(Items from a data source)
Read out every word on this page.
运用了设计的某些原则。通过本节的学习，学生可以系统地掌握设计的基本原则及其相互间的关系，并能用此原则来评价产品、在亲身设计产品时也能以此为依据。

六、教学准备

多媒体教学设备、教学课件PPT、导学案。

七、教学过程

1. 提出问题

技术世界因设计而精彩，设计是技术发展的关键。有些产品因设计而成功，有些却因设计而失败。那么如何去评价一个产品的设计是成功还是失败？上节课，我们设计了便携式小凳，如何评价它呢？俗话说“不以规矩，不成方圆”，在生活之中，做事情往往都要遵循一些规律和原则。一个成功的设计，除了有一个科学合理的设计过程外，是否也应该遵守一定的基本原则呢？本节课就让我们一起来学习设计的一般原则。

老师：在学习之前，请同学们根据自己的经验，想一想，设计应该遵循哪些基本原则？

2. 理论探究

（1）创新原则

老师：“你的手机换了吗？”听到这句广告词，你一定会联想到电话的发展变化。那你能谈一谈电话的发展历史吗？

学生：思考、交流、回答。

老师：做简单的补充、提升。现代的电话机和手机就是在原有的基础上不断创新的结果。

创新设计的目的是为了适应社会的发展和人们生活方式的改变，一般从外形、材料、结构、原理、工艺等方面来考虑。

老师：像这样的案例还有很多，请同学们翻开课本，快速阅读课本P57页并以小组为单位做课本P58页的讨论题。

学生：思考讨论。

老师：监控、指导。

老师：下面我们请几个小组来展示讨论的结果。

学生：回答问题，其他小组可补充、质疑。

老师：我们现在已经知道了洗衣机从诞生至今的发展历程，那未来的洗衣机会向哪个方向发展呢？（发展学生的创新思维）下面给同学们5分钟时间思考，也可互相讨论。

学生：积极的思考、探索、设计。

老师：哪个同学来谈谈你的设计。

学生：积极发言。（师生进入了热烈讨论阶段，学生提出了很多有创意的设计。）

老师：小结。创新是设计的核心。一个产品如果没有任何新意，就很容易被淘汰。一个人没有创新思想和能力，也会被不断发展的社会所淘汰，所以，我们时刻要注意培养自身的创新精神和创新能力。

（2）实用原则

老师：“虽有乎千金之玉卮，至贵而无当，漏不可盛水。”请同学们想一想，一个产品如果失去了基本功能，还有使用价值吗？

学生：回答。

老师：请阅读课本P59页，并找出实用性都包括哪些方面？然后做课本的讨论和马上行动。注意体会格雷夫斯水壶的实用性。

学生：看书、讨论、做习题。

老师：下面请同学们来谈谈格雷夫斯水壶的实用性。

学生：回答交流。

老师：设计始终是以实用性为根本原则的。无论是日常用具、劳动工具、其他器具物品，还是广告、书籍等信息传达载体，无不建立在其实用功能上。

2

§ **WRITTEN PROBLEM**
Your task is to print the whole listing again exactly.

§ **FINISHED EXERCISE**
Read out every word on this page.
运用了设计的某些原则。通过本节的学习，学生可以系统地掌握设计的基本原则及其相互间的关系，并能用此原则来评价产品、在亲身设计产品时也能以此为依据。

六、教学准备

多媒体教学设备、教学课件PPT、导学案。

七、教学过程

1. 提出问题

技术世界因设计而精彩，设计是技术发展的关键。有些产品因设计而成功，有些却因设计而失败。那么如何去评价一个产品的设计是成功还是失败？上节课，我们设计了便携式小凳，如何评价它呢？俗话说“不以规矩，不成方圆”，在生活之中，做事情往往都要遵循一些规律和原则。一个成功的设计，除了有一个科学合理的设计过程外，是否也应该遵守一定的基本原则呢？本节课就让我们一起来学习设计的一般原则。

老师：在学习之前，请同学们根据自己的经验，想一想，设计应该遵循哪些基本原则？

2. 理论探究

（1）创新原则

老师：“你的手机换了吗？”听到这句广告词，你一定会联想到电话的发展变化。那你能谈一谈电话的发展历史吗？

学生：思考、交流、回答。

老师：做简单的补充、提升。现代的电话机和手机就是在原有的基础上不断创新的结果。

创新设计的目的是为了适应社会的发展和人们生活方式的改变，一般从外形、材料、结构、原理、工艺等方面来考虑。

老师：像这样的案例还有很多，请同学们翻开课本，快速阅读课本P57页并以小组为单位做课本P58页的讨论题。

学生：思考讨论。

老师：监控、指导。

老师：下面我们请几个小组来展示讨论的结果。

学生：回答问题，其他小组可补充、质疑。

老师：我们现在已经知道了洗衣机从诞生至今的发展历程，那未来的洗衣机会向哪个方向发展呢？（发展学生的创新思维）下面给同学们5分钟时间思考，也可互相讨论。

学生：积极的思考、探索、设计。

老师：哪个同学来谈谈你的设计。

学生：积极发言。（师生进入了热烈讨论阶段，学生提出了很多有创意的设计。）

老师：小结。创新是设计的核心。一个产品如果没有任何新意，就很容易被淘汰。一个人没有创新思想和能力，也会被不断发展的社会所淘汰，所以，我们时刻要注意培养自身的创新精神和创新能力。

（2）实用原则

老师：“虽有乎千金之玉卮，至贵而无当，漏不可盛水。”请同学们想一想，一个产品如果失去了基本功能，还有使用价值吗？

学生：回答。

老师：请阅读课本P59页，并找出实用性都包括哪些方面？然后做课本的讨论和马上行动。注意体会格雷夫斯水壶的实用性。

学生：看书、讨论、做习题。

老师：下面请同学们来谈谈格雷夫斯水壶的实用性。

学生：回答交流。

老师：设计始终是以实用性为根本原则的。无论是日常用具、劳动工具、其他器具物品，还是广告、书籍等信息传达载体，无不建立在其实用功能上。

2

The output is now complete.